Set problem:
Return, without any change, the part of the material that opens with its first line and closes with the line containing "data-label: 0,0% bbox=[1121, 497, 1169, 519]", including both of those lines.

Box coordinate listings
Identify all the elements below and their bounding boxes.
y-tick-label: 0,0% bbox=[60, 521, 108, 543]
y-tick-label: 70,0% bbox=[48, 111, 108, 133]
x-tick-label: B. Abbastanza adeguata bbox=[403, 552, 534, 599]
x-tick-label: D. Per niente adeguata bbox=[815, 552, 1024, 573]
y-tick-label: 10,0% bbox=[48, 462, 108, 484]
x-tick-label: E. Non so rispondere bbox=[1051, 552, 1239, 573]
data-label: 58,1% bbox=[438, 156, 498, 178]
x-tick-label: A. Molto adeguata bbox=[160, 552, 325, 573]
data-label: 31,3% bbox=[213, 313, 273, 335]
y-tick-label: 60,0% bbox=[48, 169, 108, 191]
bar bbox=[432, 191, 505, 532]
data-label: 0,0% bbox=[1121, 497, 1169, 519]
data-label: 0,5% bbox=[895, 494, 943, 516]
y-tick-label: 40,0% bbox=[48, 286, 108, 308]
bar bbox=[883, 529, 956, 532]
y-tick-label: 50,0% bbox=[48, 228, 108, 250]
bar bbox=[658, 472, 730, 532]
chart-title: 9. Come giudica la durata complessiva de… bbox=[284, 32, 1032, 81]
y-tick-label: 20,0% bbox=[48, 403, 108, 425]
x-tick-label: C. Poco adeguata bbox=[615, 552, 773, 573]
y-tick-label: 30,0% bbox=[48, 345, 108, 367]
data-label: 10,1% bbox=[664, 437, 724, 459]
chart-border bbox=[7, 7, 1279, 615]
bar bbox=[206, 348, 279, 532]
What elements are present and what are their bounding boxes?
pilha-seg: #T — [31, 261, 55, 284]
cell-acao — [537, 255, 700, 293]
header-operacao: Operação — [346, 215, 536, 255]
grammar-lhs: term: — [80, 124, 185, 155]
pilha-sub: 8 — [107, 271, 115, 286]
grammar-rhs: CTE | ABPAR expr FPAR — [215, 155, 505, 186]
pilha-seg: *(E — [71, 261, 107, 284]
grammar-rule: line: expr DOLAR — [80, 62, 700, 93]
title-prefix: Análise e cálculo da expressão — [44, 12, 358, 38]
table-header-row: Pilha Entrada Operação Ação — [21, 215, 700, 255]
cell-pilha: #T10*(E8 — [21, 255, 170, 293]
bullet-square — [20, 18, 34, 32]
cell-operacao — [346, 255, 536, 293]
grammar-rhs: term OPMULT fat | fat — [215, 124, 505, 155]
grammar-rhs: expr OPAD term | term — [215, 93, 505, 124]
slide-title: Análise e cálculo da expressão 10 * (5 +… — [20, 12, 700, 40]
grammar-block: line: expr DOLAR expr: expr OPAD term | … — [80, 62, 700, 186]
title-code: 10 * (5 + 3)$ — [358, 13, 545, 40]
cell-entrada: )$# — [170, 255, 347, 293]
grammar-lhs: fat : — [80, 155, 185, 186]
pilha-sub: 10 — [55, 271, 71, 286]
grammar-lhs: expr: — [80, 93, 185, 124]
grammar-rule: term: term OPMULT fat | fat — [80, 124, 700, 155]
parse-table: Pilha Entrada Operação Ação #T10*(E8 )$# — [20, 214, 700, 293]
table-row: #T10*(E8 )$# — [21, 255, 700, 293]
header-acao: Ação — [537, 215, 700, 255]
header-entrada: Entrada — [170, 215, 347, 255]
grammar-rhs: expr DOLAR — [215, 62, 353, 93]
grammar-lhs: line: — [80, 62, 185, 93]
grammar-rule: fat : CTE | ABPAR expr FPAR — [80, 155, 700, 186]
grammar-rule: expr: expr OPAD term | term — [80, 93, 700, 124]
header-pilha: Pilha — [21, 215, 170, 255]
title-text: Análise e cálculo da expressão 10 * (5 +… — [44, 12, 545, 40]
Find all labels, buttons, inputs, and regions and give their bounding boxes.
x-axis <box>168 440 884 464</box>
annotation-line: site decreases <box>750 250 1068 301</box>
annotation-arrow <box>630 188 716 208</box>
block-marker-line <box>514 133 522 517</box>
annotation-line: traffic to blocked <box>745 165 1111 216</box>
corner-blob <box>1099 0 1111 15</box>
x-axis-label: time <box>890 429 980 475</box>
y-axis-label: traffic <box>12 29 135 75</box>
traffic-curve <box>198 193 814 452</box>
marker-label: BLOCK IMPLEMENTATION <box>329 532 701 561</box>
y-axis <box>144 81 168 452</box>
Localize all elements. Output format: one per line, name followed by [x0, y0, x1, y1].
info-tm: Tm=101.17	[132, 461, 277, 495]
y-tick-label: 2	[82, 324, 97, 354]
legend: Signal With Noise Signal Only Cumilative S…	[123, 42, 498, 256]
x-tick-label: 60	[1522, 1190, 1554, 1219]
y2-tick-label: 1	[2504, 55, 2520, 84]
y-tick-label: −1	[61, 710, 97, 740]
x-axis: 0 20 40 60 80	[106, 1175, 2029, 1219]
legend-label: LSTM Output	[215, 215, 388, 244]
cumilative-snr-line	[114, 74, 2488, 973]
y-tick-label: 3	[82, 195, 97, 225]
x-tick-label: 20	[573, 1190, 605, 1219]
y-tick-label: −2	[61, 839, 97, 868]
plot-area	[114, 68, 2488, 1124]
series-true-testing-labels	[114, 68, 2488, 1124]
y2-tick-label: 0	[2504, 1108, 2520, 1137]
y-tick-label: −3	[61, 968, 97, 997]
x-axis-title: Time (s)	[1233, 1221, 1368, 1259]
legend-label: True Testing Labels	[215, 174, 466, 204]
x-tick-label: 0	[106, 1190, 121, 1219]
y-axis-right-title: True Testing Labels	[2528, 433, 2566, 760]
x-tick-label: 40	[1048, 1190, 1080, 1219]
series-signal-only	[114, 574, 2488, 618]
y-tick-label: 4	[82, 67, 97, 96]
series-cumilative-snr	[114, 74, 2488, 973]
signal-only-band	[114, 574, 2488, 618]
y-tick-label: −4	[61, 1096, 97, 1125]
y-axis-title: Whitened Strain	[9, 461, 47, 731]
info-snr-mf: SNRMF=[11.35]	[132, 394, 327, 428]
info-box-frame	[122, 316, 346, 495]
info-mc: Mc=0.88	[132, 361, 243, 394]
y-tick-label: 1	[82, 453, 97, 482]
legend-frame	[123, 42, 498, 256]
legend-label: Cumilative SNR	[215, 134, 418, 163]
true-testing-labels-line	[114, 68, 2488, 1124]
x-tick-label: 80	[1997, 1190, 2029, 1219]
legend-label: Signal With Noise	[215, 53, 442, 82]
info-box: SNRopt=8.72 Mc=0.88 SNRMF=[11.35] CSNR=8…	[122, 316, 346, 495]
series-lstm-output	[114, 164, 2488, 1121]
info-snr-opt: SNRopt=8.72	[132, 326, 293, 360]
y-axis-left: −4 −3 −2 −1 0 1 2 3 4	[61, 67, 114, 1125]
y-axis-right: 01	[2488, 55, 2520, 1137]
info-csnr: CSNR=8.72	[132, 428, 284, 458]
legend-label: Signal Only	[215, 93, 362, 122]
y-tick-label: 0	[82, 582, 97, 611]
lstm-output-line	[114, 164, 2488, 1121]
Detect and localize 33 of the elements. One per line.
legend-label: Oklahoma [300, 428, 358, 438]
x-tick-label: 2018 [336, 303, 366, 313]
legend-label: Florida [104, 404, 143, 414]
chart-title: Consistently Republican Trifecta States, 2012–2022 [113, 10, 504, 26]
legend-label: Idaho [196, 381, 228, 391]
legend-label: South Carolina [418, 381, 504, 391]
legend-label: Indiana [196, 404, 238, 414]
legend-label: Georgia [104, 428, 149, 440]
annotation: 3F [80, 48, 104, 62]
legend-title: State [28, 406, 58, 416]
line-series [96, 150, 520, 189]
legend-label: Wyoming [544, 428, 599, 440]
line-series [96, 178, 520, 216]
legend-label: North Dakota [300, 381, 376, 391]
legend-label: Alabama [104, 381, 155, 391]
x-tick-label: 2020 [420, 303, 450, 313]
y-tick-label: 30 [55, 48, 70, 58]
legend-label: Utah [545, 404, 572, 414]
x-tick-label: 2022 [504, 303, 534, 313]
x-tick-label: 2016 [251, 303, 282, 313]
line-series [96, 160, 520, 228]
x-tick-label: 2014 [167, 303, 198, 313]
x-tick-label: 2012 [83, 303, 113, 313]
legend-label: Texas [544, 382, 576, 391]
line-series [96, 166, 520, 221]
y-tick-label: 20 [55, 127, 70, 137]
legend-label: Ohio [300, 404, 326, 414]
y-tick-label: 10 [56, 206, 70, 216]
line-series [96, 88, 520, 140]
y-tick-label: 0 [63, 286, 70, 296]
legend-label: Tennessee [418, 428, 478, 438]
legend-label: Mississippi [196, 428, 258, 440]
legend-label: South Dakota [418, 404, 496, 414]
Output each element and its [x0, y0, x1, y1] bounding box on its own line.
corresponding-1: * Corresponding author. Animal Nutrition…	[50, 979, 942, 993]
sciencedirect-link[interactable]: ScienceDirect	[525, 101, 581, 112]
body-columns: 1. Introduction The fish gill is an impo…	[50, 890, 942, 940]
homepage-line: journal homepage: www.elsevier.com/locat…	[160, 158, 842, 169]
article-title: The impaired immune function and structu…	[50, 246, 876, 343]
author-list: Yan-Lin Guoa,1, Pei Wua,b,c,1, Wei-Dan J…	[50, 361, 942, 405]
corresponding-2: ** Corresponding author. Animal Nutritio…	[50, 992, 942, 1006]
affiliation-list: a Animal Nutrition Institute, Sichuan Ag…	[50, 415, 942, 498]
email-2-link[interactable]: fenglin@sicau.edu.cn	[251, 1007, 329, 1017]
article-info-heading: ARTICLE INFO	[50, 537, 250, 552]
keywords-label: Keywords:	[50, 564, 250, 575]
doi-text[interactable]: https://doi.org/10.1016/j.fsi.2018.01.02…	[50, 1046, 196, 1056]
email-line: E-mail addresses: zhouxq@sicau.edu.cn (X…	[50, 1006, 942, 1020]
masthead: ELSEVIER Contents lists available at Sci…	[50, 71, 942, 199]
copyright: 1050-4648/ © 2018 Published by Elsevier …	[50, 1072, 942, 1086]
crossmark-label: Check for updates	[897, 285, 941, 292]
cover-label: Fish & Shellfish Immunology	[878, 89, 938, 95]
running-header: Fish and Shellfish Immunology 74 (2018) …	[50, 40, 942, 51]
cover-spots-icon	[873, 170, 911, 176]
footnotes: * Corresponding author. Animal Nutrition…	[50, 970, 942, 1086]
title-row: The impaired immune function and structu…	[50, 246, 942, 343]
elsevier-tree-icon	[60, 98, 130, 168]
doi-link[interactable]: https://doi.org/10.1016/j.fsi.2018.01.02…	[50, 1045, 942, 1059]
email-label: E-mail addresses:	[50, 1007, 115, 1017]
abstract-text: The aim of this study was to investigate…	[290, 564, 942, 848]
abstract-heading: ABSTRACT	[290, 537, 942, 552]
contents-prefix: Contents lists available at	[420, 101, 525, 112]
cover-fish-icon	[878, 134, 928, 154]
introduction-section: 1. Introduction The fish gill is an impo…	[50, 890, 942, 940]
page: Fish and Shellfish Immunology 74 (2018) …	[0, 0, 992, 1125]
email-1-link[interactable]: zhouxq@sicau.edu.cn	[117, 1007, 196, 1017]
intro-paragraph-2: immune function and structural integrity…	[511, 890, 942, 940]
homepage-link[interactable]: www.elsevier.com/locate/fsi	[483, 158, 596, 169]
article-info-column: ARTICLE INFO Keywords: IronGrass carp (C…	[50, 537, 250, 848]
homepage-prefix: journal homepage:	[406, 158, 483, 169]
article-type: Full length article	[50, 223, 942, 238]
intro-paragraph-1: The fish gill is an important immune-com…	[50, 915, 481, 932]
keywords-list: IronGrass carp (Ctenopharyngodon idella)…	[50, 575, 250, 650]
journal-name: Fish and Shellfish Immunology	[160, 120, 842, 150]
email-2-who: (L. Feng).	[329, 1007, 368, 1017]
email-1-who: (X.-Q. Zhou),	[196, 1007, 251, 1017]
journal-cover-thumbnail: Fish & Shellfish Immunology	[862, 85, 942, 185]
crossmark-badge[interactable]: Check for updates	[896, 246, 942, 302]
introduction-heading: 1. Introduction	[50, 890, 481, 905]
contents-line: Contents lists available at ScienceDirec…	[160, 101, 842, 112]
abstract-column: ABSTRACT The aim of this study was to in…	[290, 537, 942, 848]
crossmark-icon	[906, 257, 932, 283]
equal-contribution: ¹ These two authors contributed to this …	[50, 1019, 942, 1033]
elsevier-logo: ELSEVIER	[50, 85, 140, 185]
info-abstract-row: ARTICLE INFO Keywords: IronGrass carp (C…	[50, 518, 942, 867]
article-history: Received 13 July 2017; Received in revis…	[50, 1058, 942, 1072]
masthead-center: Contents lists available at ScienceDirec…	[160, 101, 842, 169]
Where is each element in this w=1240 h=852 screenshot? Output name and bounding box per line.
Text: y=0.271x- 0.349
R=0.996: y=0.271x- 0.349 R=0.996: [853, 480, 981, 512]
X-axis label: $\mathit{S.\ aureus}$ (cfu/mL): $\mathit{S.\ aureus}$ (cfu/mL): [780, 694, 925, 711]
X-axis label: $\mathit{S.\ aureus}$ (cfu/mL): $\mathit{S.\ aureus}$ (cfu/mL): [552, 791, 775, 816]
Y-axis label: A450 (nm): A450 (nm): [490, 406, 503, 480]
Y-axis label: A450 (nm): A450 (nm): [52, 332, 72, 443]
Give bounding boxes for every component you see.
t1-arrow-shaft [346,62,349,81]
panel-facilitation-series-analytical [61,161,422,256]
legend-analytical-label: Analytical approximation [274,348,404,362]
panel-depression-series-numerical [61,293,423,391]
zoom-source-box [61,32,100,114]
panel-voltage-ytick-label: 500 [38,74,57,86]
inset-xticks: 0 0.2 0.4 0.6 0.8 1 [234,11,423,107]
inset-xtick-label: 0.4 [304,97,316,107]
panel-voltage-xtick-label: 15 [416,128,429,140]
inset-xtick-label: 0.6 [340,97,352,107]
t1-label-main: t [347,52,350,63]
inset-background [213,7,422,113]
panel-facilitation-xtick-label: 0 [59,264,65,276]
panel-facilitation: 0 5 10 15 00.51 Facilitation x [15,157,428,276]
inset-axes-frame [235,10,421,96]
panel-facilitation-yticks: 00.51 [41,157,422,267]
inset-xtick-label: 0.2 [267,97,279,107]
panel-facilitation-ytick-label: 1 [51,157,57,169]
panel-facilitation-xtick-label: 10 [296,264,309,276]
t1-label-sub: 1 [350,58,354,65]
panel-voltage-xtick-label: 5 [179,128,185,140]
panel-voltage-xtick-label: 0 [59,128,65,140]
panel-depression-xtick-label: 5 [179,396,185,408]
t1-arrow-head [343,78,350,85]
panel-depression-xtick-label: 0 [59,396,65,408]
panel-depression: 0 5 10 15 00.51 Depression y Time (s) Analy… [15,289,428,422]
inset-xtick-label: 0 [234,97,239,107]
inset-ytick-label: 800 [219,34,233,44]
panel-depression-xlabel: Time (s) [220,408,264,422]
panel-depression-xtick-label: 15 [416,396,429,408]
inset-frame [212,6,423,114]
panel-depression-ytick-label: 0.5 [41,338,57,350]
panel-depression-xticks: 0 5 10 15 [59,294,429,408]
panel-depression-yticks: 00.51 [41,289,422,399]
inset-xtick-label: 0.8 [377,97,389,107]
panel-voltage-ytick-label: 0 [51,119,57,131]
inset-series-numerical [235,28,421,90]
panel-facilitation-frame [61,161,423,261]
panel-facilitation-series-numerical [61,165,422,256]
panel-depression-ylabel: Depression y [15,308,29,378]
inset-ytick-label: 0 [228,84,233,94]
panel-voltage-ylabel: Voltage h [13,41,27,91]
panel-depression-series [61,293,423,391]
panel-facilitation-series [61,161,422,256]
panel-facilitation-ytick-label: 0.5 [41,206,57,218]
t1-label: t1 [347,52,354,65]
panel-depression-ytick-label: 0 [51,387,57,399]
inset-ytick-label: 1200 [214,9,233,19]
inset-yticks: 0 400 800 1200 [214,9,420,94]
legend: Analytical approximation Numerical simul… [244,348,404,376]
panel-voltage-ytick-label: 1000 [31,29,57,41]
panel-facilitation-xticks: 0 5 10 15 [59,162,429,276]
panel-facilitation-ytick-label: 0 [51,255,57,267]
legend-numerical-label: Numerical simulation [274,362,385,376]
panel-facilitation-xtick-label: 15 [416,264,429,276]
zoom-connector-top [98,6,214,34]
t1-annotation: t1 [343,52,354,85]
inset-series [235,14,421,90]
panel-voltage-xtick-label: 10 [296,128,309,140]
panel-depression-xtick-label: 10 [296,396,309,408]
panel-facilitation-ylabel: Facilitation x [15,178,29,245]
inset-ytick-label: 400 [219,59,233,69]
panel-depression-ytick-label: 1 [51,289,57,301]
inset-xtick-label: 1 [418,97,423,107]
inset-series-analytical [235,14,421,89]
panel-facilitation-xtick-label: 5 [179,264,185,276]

Completed exercise:
Identify all the elements below and their bounding boxes.
y-tick-label: 0,0% bbox=[60, 521, 108, 543]
y-tick-label: 70,0% bbox=[48, 111, 108, 133]
x-tick-label: B. Abbastanza adeguata bbox=[403, 552, 534, 599]
x-tick-label: D. Per niente adeguata bbox=[815, 552, 1024, 573]
y-tick-label: 10,0% bbox=[48, 462, 108, 484]
x-tick-label: E. Non so rispondere bbox=[1051, 552, 1239, 573]
data-label: 58,1% bbox=[438, 156, 498, 178]
x-tick-label: A. Molto adeguata bbox=[160, 552, 325, 573]
data-label: 31,3% bbox=[213, 313, 273, 335]
y-tick-label: 60,0% bbox=[48, 169, 108, 191]
bar bbox=[432, 191, 505, 532]
data-label: 0,0% bbox=[1121, 497, 1169, 519]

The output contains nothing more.